Entries shown
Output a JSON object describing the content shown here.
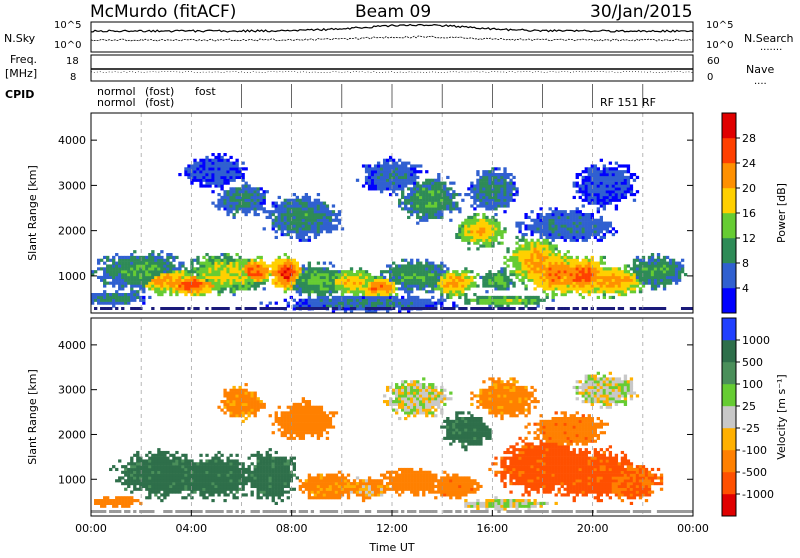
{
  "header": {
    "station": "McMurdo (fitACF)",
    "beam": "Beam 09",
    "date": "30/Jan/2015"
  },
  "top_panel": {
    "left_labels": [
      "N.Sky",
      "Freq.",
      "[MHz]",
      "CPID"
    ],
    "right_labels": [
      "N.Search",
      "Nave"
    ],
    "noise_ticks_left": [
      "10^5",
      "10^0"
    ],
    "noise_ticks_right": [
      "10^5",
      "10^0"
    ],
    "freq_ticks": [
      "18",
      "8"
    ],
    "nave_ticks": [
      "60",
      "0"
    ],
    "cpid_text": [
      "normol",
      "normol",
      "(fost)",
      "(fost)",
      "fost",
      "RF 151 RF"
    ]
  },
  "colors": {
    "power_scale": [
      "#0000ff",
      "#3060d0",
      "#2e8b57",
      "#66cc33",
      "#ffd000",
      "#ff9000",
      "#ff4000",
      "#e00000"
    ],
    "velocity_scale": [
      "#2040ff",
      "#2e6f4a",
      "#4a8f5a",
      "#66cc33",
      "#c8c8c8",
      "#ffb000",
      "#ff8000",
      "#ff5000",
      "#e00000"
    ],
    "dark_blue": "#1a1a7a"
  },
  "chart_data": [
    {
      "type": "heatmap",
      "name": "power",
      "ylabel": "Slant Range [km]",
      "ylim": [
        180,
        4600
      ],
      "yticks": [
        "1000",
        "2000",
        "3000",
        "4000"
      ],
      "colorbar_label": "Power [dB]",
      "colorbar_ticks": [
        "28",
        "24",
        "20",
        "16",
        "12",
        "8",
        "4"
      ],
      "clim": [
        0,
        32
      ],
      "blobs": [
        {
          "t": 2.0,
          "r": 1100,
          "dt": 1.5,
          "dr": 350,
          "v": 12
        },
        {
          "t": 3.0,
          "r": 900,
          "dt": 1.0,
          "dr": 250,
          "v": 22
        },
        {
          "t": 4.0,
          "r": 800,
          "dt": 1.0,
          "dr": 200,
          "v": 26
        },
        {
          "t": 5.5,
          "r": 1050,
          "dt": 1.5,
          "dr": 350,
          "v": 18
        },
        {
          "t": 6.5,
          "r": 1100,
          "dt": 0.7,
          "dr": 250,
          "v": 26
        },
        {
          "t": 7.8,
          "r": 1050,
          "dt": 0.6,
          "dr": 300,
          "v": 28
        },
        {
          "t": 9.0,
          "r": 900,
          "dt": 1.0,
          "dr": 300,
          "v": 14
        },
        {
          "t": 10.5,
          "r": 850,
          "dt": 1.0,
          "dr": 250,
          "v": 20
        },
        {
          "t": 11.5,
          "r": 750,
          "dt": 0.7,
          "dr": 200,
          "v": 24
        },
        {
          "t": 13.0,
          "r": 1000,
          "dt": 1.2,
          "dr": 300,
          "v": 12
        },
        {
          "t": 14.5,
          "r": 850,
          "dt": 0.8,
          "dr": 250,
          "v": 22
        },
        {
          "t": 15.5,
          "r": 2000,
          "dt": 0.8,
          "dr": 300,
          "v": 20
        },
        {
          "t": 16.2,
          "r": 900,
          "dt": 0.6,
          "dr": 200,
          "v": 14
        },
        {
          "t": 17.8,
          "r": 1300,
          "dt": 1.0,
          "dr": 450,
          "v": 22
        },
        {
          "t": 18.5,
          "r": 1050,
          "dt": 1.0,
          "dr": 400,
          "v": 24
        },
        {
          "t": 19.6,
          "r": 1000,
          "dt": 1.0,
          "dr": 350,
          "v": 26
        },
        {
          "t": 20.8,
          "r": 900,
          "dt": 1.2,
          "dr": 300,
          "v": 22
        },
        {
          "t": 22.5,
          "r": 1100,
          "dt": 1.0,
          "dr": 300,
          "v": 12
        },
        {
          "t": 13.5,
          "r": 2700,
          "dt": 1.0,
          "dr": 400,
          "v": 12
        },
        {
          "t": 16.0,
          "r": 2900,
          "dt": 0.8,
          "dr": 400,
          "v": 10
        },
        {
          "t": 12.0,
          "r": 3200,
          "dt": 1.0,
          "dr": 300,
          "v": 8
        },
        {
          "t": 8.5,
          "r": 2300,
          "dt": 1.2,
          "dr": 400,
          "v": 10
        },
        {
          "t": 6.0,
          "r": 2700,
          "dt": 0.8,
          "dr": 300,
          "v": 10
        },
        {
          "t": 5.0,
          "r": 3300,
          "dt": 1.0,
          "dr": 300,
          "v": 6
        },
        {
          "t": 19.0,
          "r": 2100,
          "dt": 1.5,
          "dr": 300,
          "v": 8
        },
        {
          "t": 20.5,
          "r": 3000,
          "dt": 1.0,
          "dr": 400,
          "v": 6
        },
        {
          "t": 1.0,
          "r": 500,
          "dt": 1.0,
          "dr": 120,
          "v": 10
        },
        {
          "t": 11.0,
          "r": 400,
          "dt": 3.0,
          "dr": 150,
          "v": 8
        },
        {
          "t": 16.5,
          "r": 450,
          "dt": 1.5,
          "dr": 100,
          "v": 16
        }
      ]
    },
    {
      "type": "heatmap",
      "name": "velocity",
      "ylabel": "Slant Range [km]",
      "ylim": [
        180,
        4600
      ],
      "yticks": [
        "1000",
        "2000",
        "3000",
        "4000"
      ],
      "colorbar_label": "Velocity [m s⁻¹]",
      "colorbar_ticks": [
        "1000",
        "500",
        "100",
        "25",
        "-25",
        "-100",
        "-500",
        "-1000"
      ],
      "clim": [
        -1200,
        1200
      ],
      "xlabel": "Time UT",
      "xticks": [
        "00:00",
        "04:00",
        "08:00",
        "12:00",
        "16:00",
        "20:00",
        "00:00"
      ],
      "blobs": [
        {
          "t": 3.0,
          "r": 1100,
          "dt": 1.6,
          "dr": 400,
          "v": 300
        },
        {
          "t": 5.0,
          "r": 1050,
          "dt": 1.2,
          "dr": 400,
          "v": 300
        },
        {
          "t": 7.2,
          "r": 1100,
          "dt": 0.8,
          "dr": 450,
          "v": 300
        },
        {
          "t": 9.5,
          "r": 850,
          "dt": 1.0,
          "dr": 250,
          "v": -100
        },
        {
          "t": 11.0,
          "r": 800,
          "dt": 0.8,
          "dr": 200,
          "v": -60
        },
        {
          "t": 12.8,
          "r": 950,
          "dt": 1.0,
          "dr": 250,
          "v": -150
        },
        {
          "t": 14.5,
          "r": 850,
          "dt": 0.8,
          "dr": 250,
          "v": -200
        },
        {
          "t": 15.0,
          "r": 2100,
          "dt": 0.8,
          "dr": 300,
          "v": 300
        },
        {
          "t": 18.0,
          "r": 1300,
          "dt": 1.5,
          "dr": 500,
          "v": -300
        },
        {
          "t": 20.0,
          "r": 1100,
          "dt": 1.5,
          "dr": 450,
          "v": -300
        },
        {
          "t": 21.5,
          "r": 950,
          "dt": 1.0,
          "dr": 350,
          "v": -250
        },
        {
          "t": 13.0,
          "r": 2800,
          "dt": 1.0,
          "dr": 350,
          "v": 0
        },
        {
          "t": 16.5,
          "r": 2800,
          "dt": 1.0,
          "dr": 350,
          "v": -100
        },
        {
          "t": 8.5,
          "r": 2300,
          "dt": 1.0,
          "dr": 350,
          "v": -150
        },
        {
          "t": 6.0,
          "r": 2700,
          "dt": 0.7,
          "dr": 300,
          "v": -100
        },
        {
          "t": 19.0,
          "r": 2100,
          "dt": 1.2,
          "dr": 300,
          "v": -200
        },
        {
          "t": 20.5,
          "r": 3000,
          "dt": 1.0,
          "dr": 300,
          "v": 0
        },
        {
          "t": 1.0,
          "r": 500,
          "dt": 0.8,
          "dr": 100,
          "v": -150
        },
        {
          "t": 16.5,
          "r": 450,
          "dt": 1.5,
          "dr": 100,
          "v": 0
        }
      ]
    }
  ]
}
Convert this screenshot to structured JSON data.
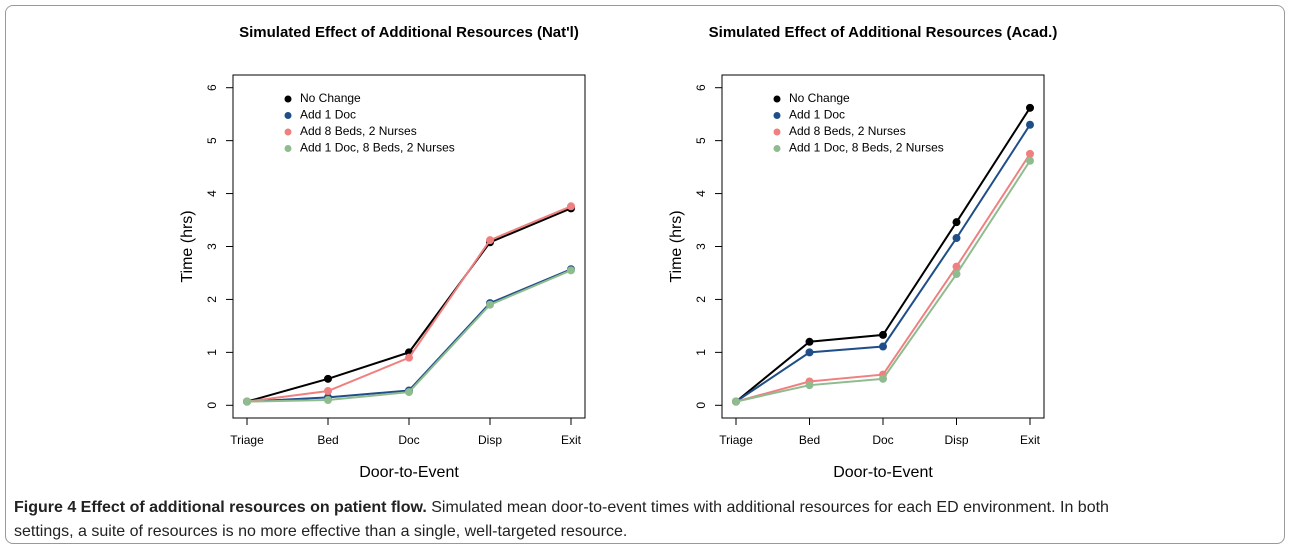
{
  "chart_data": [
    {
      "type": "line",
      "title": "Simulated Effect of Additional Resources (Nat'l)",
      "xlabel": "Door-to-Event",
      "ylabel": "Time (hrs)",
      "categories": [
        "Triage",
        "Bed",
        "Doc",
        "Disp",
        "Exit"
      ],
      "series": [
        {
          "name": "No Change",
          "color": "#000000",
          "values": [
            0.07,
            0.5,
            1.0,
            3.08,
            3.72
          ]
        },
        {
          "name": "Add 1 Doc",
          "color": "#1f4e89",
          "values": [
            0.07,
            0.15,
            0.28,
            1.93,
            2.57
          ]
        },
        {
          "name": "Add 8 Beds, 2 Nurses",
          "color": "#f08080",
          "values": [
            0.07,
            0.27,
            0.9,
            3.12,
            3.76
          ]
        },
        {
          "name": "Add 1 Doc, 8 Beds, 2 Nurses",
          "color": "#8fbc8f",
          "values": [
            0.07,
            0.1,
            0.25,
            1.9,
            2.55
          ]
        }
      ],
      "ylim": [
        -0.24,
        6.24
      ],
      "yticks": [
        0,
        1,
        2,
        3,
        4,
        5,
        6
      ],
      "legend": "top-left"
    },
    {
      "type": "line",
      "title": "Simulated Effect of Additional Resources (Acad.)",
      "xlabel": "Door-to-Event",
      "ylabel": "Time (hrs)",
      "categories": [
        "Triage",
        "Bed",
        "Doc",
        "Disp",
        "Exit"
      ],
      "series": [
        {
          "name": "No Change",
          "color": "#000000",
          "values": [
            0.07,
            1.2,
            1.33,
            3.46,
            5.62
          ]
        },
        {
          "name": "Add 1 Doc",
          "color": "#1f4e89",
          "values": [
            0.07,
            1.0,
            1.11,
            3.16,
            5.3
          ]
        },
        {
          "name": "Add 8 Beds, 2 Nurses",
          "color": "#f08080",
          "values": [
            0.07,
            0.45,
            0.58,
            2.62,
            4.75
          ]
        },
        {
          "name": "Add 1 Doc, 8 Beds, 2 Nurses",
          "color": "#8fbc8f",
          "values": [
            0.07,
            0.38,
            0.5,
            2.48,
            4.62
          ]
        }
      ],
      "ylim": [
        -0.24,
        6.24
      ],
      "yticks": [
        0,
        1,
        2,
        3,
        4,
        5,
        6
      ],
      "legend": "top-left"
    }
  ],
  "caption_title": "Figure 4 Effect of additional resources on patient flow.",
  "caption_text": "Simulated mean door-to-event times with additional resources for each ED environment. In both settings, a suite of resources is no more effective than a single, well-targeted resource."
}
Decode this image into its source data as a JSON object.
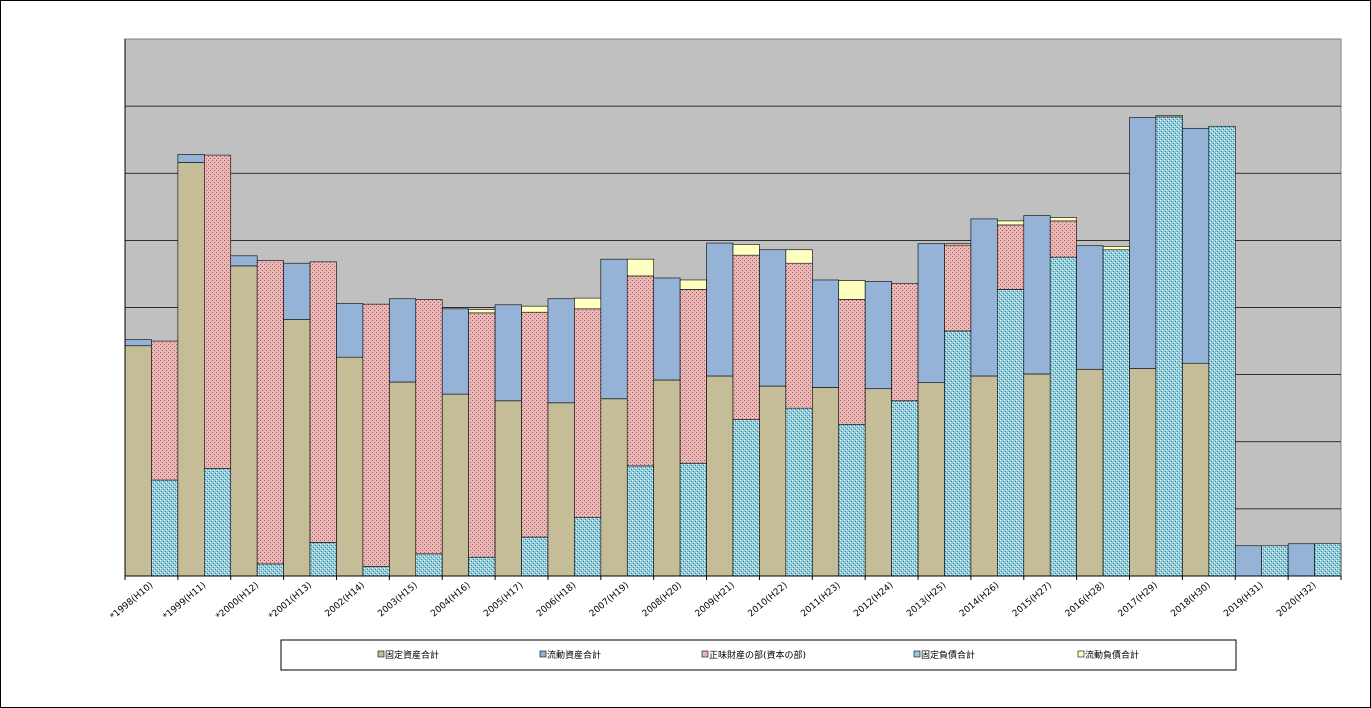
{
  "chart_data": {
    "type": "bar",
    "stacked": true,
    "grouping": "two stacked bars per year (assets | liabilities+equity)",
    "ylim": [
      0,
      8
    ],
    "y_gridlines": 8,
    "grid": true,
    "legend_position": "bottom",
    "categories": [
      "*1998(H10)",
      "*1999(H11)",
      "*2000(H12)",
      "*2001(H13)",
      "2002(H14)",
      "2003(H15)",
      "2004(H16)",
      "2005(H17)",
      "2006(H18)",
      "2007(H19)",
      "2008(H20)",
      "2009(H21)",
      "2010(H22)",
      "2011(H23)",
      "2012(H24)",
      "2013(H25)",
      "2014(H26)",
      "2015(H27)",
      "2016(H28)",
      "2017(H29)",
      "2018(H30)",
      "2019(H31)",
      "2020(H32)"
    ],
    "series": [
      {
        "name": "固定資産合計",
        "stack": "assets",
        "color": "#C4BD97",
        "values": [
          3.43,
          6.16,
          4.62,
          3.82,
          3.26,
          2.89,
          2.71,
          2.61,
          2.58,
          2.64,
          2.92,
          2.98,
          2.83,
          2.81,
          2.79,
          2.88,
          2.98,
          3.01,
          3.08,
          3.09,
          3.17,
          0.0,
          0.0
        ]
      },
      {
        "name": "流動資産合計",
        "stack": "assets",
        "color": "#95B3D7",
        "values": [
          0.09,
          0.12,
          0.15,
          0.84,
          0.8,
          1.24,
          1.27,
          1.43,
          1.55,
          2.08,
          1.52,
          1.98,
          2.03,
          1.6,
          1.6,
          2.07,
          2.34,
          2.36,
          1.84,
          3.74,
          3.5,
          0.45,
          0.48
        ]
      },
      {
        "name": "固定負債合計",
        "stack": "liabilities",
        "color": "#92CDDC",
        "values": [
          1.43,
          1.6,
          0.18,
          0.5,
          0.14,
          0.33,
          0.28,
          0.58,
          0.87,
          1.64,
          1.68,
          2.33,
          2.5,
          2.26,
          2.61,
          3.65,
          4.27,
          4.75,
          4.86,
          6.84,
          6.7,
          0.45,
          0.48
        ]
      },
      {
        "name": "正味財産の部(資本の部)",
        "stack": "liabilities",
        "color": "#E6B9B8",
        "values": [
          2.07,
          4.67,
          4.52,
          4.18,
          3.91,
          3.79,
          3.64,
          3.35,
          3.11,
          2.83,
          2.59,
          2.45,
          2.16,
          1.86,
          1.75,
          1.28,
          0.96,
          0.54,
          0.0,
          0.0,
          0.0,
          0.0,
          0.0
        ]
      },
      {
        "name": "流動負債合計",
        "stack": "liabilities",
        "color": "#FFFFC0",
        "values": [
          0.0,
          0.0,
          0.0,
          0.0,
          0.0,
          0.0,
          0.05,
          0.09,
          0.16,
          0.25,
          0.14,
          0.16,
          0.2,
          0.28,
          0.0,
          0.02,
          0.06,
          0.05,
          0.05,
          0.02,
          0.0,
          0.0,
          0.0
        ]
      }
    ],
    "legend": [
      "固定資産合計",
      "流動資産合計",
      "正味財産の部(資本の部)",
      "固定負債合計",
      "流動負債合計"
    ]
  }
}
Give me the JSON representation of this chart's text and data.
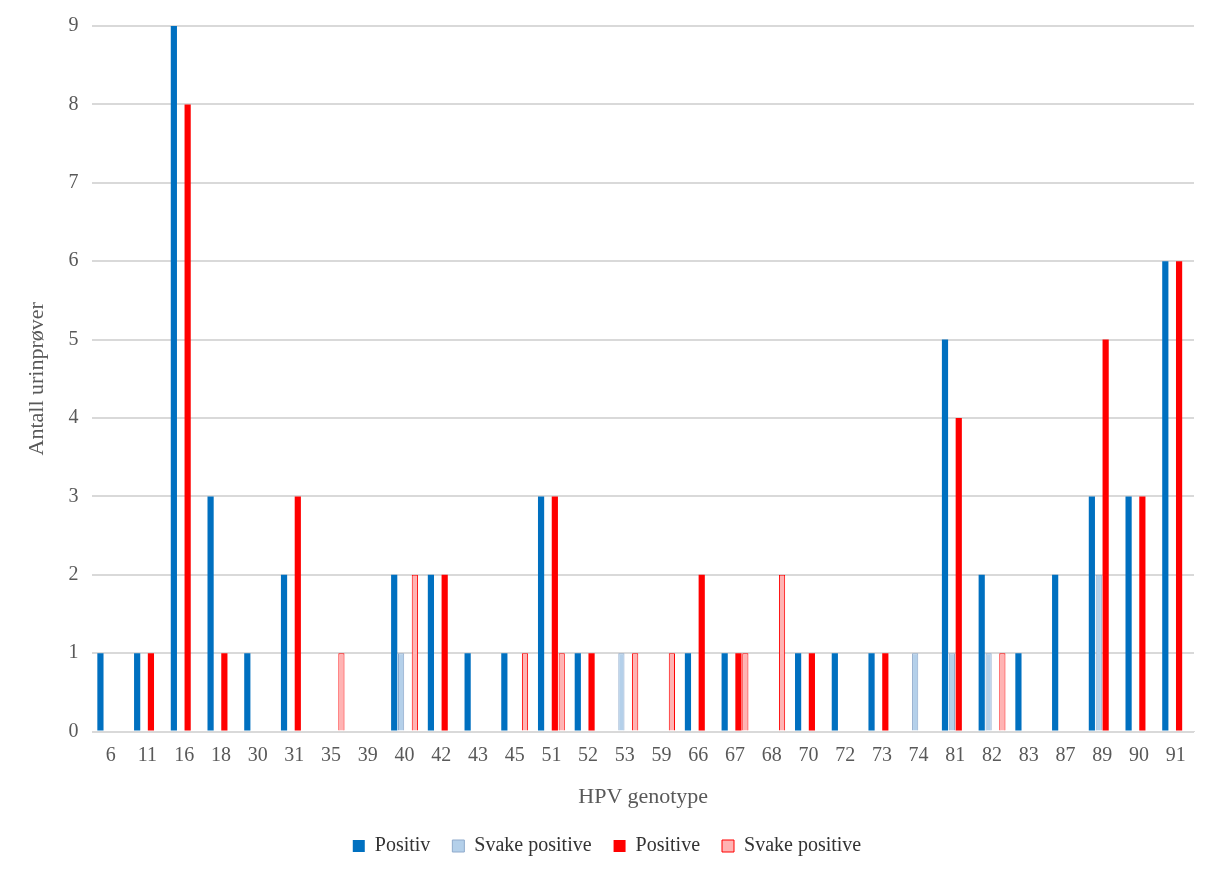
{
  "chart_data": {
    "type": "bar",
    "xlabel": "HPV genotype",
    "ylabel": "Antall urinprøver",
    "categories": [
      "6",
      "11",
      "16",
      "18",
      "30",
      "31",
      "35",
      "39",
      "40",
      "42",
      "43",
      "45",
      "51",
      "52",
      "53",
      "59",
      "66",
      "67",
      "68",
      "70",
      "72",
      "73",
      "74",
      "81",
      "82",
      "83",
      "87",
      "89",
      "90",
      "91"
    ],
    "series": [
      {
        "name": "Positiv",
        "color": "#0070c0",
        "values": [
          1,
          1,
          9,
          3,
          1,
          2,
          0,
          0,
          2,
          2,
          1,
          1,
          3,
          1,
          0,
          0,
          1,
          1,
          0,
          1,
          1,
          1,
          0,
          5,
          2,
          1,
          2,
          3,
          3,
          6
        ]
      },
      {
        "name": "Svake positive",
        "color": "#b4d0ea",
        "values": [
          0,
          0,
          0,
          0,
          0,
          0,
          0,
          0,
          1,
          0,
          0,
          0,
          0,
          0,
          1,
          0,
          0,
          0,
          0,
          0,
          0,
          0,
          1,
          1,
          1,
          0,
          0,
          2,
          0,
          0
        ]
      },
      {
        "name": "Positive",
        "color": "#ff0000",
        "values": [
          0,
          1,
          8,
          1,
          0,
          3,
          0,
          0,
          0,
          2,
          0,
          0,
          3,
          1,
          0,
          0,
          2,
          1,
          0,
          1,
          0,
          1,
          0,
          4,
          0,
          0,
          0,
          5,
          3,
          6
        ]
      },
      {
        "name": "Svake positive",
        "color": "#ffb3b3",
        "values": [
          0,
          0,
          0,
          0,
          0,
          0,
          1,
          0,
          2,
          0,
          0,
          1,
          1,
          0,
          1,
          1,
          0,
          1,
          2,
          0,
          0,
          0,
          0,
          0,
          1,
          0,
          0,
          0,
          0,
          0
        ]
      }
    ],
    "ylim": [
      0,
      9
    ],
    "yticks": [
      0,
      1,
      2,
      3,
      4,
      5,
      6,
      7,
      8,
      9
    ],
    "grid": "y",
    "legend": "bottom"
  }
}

Written problem
Copy out each line of the listing that holds "this".

Task result
Convert this screenshot to structured JSON data.
Decode this image into its source data as a JSON object.
Give me the JSON representation of this chart's text and data.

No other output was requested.